→ **Problem details**
Copy out every line containing the word "intervals".

(Saved data entries)
┏━━

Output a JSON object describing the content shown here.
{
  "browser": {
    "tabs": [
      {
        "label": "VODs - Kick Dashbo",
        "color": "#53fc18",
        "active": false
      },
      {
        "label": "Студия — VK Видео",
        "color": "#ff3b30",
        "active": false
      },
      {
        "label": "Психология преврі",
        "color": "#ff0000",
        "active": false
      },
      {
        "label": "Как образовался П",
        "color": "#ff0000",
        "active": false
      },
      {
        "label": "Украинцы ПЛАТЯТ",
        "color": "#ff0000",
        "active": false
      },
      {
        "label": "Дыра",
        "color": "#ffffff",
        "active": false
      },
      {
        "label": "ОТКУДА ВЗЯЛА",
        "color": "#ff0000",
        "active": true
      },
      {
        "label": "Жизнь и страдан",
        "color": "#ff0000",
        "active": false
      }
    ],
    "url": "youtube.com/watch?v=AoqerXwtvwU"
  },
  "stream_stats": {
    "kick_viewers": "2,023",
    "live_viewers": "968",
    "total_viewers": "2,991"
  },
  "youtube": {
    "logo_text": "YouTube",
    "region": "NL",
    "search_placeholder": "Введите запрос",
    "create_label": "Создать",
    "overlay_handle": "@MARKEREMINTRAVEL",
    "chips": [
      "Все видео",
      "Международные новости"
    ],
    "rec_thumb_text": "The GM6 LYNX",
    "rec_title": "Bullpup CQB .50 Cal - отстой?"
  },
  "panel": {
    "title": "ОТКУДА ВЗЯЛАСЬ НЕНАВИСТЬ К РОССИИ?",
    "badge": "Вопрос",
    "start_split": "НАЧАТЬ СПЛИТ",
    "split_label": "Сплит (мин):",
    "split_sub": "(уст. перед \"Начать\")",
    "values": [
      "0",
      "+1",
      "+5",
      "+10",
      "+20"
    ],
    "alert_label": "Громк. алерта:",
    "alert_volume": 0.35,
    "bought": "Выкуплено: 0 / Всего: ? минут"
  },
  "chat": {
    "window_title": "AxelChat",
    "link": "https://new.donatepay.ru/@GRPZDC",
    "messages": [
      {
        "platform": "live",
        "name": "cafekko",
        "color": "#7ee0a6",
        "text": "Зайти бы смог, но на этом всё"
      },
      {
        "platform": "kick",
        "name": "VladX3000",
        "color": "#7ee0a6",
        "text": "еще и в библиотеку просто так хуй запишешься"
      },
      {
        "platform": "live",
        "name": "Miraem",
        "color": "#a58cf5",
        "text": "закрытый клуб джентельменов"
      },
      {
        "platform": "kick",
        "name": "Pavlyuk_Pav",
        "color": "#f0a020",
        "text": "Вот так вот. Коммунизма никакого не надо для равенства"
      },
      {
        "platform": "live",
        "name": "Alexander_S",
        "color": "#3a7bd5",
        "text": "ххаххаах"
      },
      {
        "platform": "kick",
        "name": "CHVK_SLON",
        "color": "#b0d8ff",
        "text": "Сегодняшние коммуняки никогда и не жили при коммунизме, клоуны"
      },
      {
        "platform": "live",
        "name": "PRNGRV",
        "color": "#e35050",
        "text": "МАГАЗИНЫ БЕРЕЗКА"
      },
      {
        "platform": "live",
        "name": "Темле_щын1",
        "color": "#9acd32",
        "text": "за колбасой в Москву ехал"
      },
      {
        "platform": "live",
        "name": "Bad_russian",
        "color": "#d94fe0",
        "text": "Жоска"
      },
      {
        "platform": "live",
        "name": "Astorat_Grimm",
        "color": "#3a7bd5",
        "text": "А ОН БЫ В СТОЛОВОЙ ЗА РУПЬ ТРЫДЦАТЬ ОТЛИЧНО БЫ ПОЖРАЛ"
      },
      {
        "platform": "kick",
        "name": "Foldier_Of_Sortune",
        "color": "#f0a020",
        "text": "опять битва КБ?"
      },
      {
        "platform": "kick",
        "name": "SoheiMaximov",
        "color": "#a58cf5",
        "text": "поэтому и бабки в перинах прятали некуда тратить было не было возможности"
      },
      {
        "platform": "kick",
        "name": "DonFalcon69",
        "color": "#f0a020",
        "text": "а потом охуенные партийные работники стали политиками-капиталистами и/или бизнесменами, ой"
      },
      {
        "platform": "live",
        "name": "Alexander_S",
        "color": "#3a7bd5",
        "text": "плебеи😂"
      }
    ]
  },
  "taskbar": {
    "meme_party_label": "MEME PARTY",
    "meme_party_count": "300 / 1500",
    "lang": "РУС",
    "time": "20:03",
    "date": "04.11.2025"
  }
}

┗━━
┏━━

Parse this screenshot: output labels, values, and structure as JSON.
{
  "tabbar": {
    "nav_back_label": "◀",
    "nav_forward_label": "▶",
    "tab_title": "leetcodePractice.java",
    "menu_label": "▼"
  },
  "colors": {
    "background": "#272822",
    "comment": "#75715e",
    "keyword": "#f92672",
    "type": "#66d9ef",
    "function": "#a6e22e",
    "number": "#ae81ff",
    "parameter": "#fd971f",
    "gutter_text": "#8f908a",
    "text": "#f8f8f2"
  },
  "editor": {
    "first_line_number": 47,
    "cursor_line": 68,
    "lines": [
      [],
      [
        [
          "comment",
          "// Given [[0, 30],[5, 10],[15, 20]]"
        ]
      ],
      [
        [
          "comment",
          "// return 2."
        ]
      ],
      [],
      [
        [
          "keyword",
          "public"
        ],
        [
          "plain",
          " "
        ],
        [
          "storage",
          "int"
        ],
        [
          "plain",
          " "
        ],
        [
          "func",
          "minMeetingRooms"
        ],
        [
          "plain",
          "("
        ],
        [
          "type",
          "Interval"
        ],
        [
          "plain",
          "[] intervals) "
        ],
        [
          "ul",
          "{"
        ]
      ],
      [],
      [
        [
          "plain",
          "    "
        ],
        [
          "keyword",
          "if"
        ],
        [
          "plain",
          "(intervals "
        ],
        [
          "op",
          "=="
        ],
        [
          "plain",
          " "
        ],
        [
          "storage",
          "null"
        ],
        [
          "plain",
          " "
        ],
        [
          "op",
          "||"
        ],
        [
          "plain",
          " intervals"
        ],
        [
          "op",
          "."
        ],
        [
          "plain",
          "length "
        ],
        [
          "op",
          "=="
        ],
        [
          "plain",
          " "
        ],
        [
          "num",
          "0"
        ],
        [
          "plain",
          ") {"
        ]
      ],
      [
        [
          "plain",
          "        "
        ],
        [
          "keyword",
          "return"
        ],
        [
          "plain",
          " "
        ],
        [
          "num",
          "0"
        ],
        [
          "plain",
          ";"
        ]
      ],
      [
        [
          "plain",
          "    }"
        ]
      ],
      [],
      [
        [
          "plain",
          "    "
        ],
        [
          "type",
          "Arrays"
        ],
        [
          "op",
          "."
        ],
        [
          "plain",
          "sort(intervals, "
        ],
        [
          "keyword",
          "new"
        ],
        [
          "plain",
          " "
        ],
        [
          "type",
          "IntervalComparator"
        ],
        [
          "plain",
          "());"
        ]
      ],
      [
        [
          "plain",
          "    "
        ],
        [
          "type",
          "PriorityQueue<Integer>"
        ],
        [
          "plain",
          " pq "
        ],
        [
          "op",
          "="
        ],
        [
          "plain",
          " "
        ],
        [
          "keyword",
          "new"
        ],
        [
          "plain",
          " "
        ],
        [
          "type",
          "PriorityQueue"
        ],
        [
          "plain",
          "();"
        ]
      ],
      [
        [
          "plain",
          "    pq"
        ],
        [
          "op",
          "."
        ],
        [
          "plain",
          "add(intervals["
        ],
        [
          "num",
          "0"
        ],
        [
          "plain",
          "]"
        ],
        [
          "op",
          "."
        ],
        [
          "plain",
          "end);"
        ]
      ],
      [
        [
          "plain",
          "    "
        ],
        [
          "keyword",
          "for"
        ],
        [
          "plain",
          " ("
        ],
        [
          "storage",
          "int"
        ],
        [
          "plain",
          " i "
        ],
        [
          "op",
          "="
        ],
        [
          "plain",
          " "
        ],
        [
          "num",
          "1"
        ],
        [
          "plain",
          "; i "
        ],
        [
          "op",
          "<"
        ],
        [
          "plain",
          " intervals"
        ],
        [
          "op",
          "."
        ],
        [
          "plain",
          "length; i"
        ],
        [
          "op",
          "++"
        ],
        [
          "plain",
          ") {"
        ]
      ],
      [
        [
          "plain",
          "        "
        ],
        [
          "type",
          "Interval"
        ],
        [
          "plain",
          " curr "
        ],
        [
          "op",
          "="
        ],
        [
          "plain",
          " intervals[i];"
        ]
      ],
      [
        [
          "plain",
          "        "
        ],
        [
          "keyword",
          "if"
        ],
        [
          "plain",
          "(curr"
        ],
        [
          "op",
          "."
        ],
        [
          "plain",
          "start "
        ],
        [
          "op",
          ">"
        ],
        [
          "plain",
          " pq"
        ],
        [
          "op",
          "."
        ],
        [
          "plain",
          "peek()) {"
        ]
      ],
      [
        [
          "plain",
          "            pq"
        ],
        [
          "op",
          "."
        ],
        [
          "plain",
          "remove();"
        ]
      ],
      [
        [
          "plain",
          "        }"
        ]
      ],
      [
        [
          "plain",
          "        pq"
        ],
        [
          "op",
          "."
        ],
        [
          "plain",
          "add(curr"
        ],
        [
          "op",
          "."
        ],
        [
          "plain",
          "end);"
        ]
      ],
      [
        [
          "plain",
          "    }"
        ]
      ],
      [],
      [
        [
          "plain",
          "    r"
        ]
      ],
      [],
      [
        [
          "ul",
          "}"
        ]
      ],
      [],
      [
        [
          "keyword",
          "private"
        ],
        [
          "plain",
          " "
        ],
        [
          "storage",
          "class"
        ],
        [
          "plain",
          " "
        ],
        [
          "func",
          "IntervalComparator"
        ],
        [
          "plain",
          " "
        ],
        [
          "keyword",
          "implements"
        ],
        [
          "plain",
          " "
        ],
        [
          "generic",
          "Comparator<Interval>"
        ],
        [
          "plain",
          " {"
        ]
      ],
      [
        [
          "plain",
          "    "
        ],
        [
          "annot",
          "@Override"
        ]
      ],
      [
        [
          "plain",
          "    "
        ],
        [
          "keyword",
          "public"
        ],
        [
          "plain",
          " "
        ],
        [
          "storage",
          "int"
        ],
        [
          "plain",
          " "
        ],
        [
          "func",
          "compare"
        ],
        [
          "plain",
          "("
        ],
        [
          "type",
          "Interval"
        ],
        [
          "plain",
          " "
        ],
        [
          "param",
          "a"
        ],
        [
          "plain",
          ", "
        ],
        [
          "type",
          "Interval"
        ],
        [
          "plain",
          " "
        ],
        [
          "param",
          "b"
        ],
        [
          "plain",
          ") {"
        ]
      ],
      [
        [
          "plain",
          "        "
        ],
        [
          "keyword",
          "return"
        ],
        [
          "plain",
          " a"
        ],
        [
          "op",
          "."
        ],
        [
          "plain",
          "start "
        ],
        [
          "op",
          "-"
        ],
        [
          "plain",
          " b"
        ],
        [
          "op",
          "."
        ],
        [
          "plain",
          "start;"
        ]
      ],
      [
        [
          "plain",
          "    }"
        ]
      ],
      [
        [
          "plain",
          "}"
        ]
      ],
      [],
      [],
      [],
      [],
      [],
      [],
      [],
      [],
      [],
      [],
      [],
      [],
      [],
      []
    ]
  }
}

┗━━

→ **Reply**
          "[] intervals) "
          "(intervals "
          " intervals"
          "sort(intervals, "
          "add(intervals["
          " intervals"
          " intervals[i];"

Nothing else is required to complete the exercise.